Dataset listings of figures
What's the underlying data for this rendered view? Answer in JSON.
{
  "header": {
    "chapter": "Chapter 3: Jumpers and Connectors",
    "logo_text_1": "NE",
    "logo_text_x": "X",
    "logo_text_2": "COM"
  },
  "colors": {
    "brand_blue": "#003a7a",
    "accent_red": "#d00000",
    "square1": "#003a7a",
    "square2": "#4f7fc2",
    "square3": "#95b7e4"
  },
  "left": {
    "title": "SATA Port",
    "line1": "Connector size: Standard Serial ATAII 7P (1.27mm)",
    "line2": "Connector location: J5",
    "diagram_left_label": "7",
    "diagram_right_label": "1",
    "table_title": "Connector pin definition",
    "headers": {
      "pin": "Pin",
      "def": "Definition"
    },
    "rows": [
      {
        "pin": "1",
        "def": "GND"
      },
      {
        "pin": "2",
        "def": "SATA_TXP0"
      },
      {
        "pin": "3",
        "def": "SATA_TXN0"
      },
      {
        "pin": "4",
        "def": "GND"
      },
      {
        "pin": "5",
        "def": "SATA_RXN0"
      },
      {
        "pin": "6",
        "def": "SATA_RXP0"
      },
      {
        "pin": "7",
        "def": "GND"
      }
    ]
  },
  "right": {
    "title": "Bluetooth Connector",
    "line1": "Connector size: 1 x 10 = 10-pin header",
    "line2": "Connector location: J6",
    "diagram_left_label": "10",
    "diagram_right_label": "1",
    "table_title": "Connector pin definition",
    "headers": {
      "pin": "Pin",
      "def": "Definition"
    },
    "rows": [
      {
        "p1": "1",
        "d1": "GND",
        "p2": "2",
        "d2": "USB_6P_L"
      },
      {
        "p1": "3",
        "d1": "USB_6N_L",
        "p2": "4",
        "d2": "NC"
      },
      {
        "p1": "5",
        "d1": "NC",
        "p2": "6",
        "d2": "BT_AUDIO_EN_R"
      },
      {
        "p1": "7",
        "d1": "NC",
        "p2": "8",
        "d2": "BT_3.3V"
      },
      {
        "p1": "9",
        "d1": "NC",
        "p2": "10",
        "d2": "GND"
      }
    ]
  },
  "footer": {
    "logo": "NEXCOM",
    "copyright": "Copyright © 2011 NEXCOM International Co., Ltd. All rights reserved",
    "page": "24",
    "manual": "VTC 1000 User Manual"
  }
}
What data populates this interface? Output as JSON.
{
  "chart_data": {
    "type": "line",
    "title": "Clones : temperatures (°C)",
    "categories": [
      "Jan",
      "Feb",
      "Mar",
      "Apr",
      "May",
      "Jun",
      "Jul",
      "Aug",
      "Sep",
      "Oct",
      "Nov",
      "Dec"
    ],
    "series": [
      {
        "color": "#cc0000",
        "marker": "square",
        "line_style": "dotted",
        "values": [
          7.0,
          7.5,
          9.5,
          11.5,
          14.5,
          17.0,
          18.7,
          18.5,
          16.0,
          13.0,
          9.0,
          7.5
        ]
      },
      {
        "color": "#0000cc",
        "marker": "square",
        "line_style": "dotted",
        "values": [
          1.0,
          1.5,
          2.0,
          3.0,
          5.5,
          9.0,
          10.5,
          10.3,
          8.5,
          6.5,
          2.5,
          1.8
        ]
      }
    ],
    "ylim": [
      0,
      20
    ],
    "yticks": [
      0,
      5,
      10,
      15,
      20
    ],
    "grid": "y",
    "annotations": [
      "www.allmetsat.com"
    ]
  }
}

* THE PROBLEM *
Exactly reproduce the lines from the one containing "What data populates" through the end of the records, and only those lines.

* FINAL ANSWER *
What data populates this interface? Output as JSON.
{
  "chart_data": {
    "type": "line",
    "title": "Clones : temperatures (°C)",
    "categories": [
      "Jan",
      "Feb",
      "Mar",
      "Apr",
      "May",
      "Jun",
      "Jul",
      "Aug",
      "Sep",
      "Oct",
      "Nov",
      "Dec"
    ],
    "series": [
      {
        "color": "#cc0000",
        "marker": "square",
        "line_style": "dotted",
        "values": [
          7.0,
          7.5,
          9.5,
          11.5,
          14.5,
          17.0,
          18.7,
          18.5,
          16.0,
          13.0,
          9.0,
          7.5
        ]
      },
      {
        "color": "#0000cc",
        "marker": "square",
        "line_style": "dotted",
        "values": [
          1.0,
          1.5,
          2.0,
          3.0,
          5.5,
          9.0,
          10.5,
          10.3,
          8.5,
          6.5,
          2.5,
          1.8
        ]
      }
    ],
    "ylim": [
      0,
      20
    ],
    "yticks": [
      0,
      5,
      10,
      15,
      20
    ],
    "grid": "y",
    "annotations": [
      "www.allmetsat.com"
    ]
  }
}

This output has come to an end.